MATERIAL PROVIDED:

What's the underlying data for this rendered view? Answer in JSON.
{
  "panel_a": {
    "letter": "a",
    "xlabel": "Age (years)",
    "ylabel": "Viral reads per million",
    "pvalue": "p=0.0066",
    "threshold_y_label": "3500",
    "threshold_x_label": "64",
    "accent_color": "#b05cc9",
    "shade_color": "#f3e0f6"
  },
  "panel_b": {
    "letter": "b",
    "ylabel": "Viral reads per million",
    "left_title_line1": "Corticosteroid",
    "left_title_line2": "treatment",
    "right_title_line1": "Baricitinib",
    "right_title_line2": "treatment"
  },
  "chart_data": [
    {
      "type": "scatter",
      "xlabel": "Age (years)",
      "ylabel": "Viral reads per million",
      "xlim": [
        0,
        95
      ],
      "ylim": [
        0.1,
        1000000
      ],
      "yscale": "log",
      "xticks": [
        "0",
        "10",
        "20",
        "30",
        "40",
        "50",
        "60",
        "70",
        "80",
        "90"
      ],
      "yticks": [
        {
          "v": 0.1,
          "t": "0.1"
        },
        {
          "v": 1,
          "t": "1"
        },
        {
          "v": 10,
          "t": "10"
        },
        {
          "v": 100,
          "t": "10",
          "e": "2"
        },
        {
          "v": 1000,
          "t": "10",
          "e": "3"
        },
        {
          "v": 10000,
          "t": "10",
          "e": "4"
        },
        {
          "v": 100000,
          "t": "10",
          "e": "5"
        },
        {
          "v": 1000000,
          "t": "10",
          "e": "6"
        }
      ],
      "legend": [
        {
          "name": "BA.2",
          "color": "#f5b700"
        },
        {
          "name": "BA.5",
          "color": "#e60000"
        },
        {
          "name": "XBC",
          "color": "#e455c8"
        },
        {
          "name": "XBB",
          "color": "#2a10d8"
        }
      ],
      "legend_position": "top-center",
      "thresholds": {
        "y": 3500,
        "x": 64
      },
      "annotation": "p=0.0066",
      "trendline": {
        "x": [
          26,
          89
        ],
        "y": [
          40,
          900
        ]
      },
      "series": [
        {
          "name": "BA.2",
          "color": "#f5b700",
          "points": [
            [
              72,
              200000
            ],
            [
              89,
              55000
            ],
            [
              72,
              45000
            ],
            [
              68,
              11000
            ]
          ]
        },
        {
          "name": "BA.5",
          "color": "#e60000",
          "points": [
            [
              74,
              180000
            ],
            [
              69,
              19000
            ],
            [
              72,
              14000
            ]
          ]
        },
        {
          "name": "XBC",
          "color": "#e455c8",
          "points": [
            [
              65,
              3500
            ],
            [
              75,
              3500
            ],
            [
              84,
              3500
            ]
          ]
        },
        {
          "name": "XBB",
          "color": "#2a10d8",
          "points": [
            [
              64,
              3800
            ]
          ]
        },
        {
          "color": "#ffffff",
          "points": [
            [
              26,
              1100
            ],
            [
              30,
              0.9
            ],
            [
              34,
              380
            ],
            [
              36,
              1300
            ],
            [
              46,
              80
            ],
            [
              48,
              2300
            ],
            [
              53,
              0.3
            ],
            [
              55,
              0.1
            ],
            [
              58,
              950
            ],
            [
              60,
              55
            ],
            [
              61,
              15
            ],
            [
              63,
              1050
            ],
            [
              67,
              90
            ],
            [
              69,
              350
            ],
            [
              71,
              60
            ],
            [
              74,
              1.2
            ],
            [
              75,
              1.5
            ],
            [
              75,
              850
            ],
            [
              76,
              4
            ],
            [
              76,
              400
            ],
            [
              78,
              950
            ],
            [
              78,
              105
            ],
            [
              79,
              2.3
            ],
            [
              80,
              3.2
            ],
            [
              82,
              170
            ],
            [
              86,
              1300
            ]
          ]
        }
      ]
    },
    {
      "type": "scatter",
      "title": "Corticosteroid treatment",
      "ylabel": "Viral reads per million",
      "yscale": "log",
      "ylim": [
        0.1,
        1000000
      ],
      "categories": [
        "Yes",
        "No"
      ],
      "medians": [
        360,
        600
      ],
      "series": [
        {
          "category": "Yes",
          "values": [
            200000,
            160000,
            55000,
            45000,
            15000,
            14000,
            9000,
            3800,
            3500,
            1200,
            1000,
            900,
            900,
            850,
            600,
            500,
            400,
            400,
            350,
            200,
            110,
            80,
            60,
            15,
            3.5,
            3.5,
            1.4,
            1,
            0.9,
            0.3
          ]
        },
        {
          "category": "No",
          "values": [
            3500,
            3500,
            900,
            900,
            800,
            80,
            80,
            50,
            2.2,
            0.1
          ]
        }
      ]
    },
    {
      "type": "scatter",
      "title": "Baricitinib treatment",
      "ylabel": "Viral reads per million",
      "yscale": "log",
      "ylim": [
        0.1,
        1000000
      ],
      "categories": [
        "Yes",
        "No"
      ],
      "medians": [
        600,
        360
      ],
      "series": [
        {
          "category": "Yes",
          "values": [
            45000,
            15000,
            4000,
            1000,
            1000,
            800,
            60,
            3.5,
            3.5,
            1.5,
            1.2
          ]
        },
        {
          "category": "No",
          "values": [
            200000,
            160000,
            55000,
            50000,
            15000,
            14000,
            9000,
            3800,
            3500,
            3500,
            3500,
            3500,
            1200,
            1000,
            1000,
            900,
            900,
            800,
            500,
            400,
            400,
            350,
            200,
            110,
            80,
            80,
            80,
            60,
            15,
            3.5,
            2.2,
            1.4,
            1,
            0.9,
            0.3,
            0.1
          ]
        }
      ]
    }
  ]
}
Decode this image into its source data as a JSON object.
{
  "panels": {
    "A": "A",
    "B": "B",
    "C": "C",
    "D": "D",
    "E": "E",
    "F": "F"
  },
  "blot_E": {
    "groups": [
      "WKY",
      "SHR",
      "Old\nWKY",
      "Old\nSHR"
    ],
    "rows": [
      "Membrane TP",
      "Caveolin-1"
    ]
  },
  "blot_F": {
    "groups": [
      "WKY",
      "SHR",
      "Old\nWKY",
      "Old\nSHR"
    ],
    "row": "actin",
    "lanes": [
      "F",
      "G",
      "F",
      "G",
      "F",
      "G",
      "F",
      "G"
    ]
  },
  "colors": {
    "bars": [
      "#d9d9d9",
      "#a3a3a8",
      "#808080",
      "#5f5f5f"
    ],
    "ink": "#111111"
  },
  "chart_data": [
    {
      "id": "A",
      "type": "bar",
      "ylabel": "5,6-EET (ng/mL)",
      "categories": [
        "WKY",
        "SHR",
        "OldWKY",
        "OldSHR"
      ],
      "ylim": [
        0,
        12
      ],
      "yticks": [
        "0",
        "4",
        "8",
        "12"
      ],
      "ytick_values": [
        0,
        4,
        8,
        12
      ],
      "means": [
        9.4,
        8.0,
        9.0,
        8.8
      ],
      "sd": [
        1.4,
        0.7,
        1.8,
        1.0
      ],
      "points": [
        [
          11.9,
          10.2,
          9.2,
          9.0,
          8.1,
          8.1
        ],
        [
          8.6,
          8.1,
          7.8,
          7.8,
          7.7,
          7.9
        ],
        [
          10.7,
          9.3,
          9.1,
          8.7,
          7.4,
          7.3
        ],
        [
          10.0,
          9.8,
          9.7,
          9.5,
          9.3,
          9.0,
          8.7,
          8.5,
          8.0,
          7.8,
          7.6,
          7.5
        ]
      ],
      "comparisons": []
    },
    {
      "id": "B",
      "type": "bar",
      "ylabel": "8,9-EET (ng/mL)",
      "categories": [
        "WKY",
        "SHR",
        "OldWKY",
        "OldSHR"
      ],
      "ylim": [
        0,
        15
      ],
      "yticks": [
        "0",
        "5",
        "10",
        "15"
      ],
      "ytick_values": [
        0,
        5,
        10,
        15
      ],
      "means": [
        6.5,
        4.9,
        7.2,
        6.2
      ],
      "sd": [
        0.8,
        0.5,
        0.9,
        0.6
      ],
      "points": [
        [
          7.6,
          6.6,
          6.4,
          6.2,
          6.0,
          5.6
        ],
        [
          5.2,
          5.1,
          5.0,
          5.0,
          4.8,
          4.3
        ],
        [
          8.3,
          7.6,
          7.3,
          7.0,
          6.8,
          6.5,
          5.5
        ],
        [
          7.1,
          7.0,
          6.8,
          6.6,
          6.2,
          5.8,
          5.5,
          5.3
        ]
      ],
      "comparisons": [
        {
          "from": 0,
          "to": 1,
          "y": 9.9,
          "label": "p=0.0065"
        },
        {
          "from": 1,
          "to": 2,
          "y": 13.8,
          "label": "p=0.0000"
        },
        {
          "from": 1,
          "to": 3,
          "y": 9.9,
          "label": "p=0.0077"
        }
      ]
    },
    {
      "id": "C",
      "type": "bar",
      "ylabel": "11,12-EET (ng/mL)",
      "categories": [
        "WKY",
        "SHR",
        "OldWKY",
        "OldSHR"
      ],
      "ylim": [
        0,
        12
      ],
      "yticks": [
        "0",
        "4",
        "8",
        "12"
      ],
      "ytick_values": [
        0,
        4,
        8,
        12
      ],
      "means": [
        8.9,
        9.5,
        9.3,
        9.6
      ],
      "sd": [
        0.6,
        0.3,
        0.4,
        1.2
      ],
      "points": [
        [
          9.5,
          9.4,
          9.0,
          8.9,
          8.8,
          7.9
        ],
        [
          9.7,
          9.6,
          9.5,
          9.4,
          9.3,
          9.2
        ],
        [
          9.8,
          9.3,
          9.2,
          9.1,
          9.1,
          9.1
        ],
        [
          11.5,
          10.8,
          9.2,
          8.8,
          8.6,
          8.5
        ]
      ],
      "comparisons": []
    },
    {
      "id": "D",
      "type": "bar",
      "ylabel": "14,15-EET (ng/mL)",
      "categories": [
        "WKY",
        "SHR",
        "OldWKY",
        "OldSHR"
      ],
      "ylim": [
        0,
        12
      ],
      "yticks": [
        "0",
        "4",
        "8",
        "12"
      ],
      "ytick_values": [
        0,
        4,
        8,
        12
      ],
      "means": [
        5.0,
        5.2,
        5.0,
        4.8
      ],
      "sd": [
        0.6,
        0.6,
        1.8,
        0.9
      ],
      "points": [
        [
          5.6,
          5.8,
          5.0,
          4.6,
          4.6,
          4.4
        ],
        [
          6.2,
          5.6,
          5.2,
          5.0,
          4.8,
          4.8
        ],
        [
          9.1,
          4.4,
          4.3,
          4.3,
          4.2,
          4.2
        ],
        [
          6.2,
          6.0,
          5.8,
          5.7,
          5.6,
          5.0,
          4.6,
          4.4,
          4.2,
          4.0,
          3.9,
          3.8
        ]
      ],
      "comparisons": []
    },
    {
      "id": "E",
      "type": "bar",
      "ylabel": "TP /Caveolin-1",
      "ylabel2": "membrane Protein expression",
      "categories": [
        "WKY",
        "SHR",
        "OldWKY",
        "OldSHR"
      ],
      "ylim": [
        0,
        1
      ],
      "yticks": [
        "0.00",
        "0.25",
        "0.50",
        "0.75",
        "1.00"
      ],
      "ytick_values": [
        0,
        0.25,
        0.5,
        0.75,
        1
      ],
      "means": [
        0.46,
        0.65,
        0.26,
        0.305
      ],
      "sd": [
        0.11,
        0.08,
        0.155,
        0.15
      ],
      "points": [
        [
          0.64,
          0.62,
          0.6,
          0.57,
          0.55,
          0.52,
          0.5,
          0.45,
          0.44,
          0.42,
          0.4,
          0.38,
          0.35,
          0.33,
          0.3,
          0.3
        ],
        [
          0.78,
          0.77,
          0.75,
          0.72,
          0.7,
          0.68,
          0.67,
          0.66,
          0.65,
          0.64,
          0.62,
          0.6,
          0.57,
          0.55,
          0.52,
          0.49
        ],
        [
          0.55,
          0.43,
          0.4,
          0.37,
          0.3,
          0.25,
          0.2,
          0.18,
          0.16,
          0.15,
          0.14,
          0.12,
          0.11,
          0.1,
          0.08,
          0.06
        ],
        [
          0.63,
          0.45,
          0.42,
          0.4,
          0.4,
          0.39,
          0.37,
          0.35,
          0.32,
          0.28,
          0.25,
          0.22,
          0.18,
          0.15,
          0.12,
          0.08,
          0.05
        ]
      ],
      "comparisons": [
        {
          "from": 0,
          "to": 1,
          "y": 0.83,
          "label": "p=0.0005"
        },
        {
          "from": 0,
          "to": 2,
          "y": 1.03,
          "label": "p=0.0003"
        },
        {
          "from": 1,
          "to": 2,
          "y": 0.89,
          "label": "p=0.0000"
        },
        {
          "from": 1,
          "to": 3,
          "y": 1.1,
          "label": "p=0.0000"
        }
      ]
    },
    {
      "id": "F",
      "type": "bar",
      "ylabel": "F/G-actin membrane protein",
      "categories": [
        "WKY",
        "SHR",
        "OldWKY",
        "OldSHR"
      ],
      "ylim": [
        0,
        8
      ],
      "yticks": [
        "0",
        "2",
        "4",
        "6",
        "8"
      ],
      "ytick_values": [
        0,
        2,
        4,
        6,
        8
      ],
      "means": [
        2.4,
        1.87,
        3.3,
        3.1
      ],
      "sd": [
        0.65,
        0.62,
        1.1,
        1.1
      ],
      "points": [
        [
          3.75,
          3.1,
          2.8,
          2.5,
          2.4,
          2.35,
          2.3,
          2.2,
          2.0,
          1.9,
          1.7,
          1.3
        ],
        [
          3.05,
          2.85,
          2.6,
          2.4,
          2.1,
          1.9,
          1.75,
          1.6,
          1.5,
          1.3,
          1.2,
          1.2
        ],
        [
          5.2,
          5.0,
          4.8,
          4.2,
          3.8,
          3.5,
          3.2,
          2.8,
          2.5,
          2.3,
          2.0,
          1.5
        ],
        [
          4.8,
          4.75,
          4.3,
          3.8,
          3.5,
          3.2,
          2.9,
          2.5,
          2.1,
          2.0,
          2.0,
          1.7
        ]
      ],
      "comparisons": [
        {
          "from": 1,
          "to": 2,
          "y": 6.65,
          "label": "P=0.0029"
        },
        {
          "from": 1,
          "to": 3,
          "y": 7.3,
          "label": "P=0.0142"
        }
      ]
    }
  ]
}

TASK ITEM: Only a number should be given: the count of lines above that contain the word "Baricitinib".

SOLVED EXERCISE: 2